SUPPLIED RECORDS:

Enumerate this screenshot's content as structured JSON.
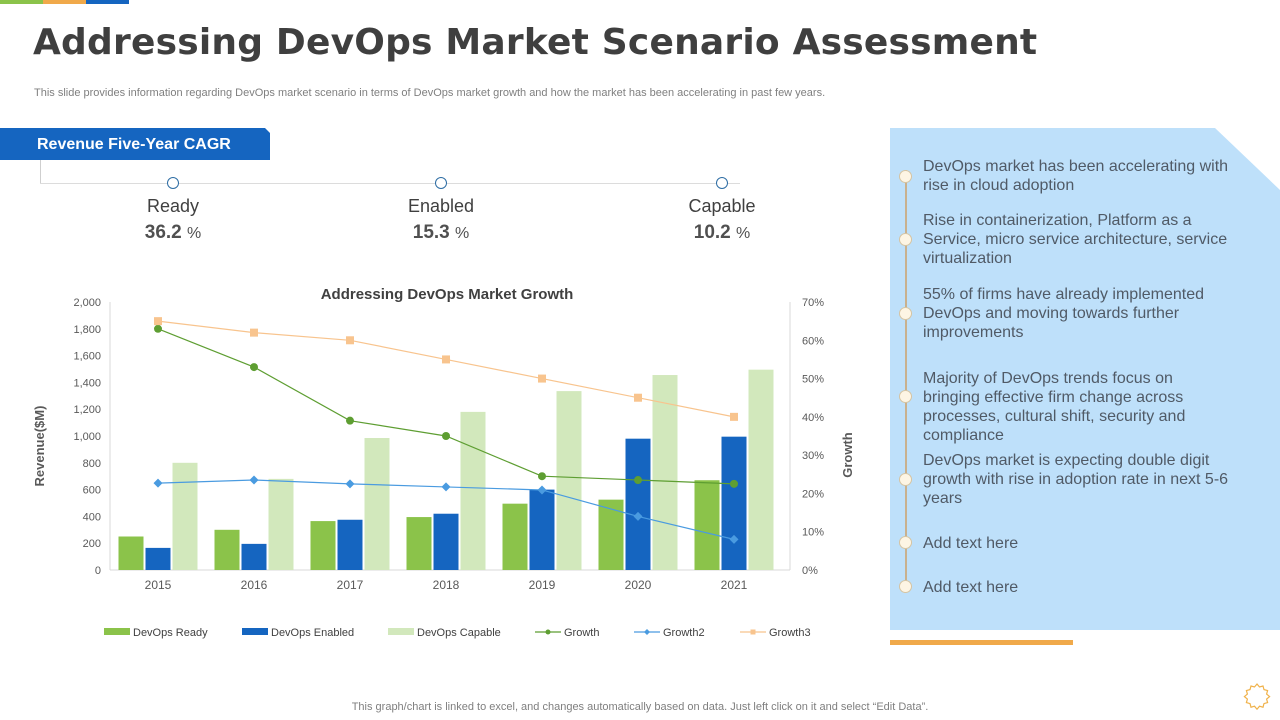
{
  "header": {
    "title": "Addressing DevOps Market Scenario Assessment",
    "subtitle": "This slide provides information regarding DevOps market scenario in terms of DevOps market growth and how the market has been accelerating in past few years.",
    "accent_colors": [
      "#8bc34a",
      "#f0a94a",
      "#1565c0"
    ]
  },
  "cagr": {
    "tab_label": "Revenue Five-Year CAGR",
    "items": [
      {
        "label": "Ready",
        "value": "36.2",
        "unit": "%"
      },
      {
        "label": "Enabled",
        "value": "15.3",
        "unit": "%"
      },
      {
        "label": "Capable",
        "value": "10.2",
        "unit": "%"
      }
    ]
  },
  "chart_data": {
    "type": "bar",
    "title": "Addressing DevOps Market Growth",
    "xlabel": "",
    "ylabel": "Revenue($M)",
    "y2label": "Growth",
    "ylim": [
      0,
      2000
    ],
    "y2lim": [
      0,
      70
    ],
    "yticks": [
      "0",
      "200",
      "400",
      "600",
      "800",
      "1,000",
      "1,200",
      "1,400",
      "1,600",
      "1,800",
      "2,000"
    ],
    "y2ticks": [
      "0%",
      "10%",
      "20%",
      "30%",
      "40%",
      "50%",
      "60%",
      "70%"
    ],
    "categories": [
      "2015",
      "2016",
      "2017",
      "2018",
      "2019",
      "2020",
      "2021"
    ],
    "grid": false,
    "legend_position": "bottom",
    "series": [
      {
        "name": "DevOps Ready",
        "kind": "bar",
        "axis": "left",
        "color": "#8bc34a",
        "values": [
          250,
          300,
          365,
          395,
          495,
          525,
          670
        ]
      },
      {
        "name": "DevOps Enabled",
        "kind": "bar",
        "axis": "left",
        "color": "#1565c0",
        "values": [
          165,
          195,
          375,
          420,
          600,
          980,
          995
        ]
      },
      {
        "name": "DevOps Capable",
        "kind": "bar",
        "axis": "left",
        "color": "#d2e8bc",
        "values": [
          800,
          680,
          985,
          1180,
          1335,
          1455,
          1495
        ]
      },
      {
        "name": "Growth",
        "kind": "line",
        "axis": "right",
        "marker": "circle",
        "color": "#5e9e32",
        "values": [
          63,
          53,
          39,
          35,
          24.5,
          23.5,
          22.5
        ]
      },
      {
        "name": "Growth2",
        "kind": "line",
        "axis": "right",
        "marker": "diamond",
        "color": "#4a9be0",
        "values": [
          22.7,
          23.5,
          22.5,
          21.7,
          20.9,
          14,
          8
        ]
      },
      {
        "name": "Growth3",
        "kind": "line",
        "axis": "right",
        "marker": "square",
        "color": "#f8c48e",
        "values": [
          65,
          62,
          60,
          55,
          50,
          45,
          40
        ]
      }
    ]
  },
  "panel": {
    "bullets": [
      "DevOps market has been accelerating with rise in cloud adoption",
      "Rise in containerization,  Platform as a Service, micro service architecture, service virtualization",
      "55% of firms have already implemented DevOps and moving towards further improvements",
      "Majority of DevOps trends focus on bringing effective firm change across processes, cultural shift, security and compliance",
      "DevOps market is expecting double digit growth with rise in adoption rate in next 5-6 years",
      "Add text here",
      "Add text here"
    ]
  },
  "footer": {
    "note": "This graph/chart is linked to excel,  and changes automatically based on data. Just left click on it and select “Edit Data”."
  },
  "icons": {
    "gear": "gear-icon"
  }
}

WORK TO COMPLETE:
State how many lines of the material contain the string "name", with no other words.

EXPECTED OUTPUT:
6